• _Exercise_:
Search term "they": work out how many lines of the data below contain it, and answer with that number alone.

• _Entries provided_:
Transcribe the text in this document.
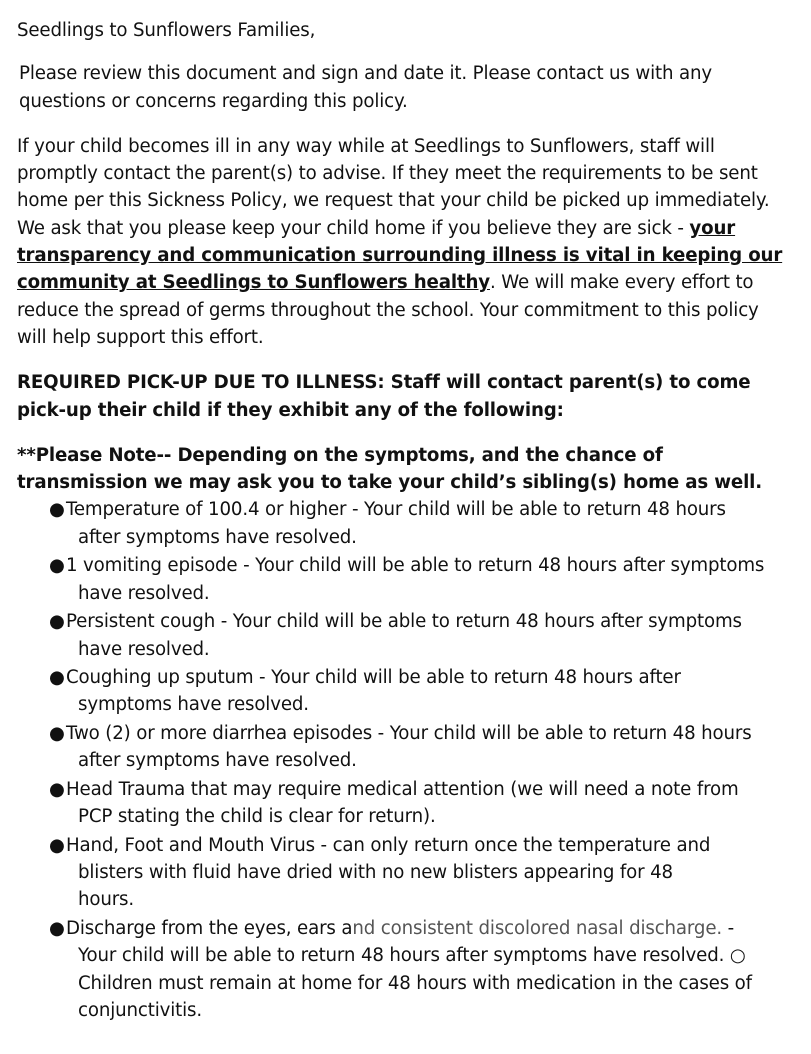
Seedlings to Sunflowers Families,

Please review this document and sign and date it. Please contact us with any questions or concerns regarding this policy.

If your child becomes ill in any way while at Seedlings to Sunflowers, staff will promptly contact the parent(s) to advise. If they meet the requirements to be sent home per this Sickness Policy, we request that your child be picked up immediately. We ask that you please keep your child home if you believe they are sick - your transparency and communication surrounding illness is vital in keeping our community at Seedlings to Sunflowers healthy. We will make every effort to reduce the spread of germs throughout the school. Your commitment to this policy will help support this effort.

REQUIRED PICK-UP DUE TO ILLNESS: Staff will contact parent(s) to come pick-up their child if they exhibit any of the following:

**Please Note-- Depending on the symptoms, and the chance of transmission we may ask you to take your child’s sibling(s) home as well.

● Temperature of 100.4 or higher - Your child will be able to return 48 hours
after symptoms have resolved.
● 1 vomiting episode - Your child will be able to return 48 hours after symptoms
have resolved.
● Persistent cough - Your child will be able to return 48 hours after symptoms
have resolved.
● Coughing up sputum - Your child will be able to return 48 hours after
symptoms have resolved.
● Two (2) or more diarrhea episodes - Your child will be able to return 48 hours
after symptoms have resolved.
● Head Trauma that may require medical attention (we will need a note from
PCP stating the child is clear for return).
● Hand, Foot and Mouth Virus - can only return once the temperature and
blisters with fluid have dried with no new blisters appearing for 48
hours.
● Discharge from the eyes, ears and consistent discolored nasal discharge. -
Your child will be able to return 48 hours after symptoms have resolved. ○
Children must remain at home for 48 hours with medication in the cases of
conjunctivitis.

• _Answer to this problem_:
2